# start of Task input

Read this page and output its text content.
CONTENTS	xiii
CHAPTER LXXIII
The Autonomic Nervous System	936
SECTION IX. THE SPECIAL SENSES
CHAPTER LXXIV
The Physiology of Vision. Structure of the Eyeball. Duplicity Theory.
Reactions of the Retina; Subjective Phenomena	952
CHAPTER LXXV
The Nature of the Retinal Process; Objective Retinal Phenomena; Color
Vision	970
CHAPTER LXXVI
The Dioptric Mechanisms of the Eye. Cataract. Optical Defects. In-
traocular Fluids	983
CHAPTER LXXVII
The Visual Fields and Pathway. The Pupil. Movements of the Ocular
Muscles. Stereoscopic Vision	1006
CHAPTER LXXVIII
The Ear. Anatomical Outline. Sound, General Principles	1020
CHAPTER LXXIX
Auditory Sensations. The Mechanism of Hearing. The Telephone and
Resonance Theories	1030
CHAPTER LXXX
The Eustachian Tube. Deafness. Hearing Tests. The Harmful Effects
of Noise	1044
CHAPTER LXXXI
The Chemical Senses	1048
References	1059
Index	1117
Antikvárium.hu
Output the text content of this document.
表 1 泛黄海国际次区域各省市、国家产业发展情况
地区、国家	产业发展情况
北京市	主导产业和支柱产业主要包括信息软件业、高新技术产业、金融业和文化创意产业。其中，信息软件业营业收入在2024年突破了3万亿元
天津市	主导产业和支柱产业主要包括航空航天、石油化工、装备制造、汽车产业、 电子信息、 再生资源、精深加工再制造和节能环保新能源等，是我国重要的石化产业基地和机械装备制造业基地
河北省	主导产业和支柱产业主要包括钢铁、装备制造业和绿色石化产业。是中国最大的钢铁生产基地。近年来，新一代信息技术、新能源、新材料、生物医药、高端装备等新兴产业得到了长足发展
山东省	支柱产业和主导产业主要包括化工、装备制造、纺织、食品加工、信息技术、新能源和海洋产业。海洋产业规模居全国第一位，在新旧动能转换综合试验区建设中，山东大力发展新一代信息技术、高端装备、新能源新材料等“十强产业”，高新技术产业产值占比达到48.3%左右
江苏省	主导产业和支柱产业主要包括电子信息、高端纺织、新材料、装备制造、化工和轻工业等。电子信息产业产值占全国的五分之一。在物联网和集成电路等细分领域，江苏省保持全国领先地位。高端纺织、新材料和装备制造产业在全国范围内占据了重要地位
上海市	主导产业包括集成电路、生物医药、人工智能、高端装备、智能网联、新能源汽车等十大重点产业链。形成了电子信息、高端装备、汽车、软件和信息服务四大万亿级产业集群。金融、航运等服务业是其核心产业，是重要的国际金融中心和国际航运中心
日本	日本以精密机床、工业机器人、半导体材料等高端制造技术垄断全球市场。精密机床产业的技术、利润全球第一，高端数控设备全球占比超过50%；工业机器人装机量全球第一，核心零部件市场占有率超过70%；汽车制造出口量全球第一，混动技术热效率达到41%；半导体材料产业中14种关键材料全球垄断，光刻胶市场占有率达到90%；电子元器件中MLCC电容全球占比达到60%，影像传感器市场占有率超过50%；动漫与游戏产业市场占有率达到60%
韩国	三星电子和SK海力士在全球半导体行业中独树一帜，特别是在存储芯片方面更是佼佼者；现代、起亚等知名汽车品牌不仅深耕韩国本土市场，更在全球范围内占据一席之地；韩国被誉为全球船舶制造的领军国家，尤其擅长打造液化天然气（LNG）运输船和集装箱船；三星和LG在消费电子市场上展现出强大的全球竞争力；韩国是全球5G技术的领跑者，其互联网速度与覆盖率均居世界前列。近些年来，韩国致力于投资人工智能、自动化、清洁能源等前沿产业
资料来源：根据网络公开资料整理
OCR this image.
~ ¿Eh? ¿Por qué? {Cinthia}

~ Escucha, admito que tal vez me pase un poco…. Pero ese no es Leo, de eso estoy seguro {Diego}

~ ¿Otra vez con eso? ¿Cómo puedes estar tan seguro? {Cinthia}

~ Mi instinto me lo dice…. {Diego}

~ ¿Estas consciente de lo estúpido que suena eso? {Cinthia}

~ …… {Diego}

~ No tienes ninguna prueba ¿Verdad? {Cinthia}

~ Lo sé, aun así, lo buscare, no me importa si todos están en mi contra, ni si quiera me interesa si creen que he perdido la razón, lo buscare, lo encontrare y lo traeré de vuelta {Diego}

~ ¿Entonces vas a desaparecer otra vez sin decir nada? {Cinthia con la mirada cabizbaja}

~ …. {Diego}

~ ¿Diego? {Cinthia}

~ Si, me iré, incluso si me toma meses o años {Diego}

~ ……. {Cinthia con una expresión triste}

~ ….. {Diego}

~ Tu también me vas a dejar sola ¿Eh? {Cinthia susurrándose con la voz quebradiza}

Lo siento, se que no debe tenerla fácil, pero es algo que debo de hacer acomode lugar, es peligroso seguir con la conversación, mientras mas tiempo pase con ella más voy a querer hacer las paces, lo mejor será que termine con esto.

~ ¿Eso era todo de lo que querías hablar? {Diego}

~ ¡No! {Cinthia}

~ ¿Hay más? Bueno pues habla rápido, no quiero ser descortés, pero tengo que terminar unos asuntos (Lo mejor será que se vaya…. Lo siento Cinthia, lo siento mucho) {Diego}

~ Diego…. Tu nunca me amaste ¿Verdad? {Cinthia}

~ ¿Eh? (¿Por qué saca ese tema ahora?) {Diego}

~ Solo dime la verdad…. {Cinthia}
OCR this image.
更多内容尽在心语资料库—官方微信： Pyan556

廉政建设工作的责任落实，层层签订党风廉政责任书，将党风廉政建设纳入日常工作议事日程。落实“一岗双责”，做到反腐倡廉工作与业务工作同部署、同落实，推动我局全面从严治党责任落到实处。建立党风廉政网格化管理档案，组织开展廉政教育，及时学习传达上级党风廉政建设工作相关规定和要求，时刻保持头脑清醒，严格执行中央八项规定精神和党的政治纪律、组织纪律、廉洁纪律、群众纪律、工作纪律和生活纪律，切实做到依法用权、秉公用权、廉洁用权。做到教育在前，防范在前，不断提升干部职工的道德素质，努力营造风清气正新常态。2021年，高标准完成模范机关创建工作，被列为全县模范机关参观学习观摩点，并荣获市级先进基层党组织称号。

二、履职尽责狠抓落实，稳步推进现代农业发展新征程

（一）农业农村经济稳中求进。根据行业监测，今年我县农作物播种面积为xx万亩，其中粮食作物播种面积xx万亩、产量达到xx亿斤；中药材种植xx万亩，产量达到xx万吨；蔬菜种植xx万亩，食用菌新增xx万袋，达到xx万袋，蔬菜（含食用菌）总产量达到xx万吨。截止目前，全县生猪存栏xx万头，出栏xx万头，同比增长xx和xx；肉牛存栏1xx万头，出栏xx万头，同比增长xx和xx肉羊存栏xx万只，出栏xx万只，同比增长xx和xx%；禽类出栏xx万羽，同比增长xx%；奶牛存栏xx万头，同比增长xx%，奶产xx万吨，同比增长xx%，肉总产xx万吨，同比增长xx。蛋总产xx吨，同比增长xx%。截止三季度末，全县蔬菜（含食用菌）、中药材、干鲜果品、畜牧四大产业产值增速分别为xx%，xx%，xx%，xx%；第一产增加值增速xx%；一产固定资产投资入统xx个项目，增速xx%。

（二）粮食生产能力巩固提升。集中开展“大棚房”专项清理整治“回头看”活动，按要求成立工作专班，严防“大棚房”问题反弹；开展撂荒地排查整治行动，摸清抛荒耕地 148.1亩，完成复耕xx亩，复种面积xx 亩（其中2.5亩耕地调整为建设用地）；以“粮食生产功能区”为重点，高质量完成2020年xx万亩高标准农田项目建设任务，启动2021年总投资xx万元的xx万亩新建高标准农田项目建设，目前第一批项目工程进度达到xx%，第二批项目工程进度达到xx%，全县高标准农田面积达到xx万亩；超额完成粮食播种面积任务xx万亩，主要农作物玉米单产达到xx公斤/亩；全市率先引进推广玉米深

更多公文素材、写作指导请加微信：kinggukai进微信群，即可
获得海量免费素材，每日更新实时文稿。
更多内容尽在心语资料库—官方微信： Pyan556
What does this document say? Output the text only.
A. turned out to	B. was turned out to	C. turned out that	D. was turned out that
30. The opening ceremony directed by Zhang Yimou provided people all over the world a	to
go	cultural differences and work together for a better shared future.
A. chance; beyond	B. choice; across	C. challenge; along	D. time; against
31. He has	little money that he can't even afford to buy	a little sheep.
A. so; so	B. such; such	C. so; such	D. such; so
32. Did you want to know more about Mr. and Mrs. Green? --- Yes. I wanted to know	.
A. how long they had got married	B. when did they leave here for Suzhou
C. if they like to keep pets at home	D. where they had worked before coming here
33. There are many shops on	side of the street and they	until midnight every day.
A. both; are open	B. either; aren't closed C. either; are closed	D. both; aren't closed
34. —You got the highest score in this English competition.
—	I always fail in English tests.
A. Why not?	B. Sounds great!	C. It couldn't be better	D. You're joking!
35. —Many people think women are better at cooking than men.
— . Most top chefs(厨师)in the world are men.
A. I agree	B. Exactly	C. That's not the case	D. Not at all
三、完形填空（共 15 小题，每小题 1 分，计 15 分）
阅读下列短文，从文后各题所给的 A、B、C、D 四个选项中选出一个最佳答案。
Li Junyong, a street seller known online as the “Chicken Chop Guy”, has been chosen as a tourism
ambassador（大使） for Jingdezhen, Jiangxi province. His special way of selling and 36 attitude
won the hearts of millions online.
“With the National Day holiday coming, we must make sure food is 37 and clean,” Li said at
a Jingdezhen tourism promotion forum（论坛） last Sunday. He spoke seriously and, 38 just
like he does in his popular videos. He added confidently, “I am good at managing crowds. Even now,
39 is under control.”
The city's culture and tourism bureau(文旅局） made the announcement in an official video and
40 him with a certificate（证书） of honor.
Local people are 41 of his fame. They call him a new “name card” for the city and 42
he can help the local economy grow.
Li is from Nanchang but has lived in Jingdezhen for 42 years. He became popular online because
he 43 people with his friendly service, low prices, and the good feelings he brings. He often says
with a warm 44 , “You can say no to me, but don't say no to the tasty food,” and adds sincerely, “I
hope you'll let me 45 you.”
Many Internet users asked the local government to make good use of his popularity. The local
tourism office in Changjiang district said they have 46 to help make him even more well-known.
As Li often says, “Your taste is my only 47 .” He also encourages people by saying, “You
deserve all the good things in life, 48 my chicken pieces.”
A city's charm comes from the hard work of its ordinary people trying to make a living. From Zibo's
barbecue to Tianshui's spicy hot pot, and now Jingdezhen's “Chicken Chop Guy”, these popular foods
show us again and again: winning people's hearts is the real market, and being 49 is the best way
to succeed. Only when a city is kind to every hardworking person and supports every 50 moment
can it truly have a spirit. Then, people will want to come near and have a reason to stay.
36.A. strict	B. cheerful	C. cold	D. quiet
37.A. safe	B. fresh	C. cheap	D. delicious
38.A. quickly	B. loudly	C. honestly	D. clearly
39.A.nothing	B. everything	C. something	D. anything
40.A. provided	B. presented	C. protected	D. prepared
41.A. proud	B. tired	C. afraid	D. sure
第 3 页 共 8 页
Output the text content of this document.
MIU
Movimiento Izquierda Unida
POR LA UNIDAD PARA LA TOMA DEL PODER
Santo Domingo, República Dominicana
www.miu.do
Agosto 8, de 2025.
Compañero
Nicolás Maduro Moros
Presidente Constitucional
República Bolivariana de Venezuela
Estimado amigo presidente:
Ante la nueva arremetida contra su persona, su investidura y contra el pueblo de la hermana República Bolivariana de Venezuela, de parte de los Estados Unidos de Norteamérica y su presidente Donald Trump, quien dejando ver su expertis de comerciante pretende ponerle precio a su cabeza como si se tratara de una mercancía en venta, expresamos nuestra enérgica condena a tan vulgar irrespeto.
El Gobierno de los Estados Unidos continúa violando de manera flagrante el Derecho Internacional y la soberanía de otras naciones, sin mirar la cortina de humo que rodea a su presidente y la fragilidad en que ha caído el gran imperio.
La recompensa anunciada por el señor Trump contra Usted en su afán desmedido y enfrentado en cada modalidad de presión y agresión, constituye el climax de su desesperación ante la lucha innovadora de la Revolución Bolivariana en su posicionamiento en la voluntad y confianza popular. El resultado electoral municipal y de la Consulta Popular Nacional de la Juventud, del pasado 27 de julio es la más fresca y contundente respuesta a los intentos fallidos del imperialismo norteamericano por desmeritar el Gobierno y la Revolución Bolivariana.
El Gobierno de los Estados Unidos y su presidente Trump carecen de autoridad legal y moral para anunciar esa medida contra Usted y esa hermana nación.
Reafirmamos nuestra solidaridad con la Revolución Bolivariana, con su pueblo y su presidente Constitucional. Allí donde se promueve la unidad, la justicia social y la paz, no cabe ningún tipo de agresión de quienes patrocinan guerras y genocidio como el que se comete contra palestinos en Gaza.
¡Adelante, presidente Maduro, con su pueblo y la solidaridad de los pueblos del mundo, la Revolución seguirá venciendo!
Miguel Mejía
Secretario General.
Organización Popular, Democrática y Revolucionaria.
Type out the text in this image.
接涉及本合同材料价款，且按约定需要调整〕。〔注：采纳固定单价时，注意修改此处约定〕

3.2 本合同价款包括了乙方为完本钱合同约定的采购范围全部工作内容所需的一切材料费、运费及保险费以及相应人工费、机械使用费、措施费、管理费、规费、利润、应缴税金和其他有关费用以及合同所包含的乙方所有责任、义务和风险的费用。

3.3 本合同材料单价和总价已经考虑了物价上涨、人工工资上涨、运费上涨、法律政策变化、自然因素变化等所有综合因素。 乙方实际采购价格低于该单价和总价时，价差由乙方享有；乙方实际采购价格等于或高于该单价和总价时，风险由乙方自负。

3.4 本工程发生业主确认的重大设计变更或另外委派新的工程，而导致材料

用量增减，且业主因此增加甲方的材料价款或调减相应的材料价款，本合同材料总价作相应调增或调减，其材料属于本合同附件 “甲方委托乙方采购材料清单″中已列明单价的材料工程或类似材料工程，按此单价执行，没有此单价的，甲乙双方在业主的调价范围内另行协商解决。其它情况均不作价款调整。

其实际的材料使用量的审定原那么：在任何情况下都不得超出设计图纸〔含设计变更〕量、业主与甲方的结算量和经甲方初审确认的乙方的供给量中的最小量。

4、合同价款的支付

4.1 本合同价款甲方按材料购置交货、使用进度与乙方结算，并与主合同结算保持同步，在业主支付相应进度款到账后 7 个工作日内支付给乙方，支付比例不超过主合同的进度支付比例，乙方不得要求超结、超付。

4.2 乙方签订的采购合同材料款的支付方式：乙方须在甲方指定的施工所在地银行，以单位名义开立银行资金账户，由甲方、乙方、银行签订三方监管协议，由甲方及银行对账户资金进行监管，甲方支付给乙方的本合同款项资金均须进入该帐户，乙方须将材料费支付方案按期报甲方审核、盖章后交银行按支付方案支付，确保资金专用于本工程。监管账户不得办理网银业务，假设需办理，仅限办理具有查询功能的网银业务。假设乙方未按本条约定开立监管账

# end of Task input

■ Short problem
Using the records given above, list every line that includes the word "known".

■ Response to this task
Li Junyong, a street seller known online as the “Chicken Chop Guy”, has been chosen as a tourism
tourism office in Changjiang district said they have 46 to help make him even more well-known.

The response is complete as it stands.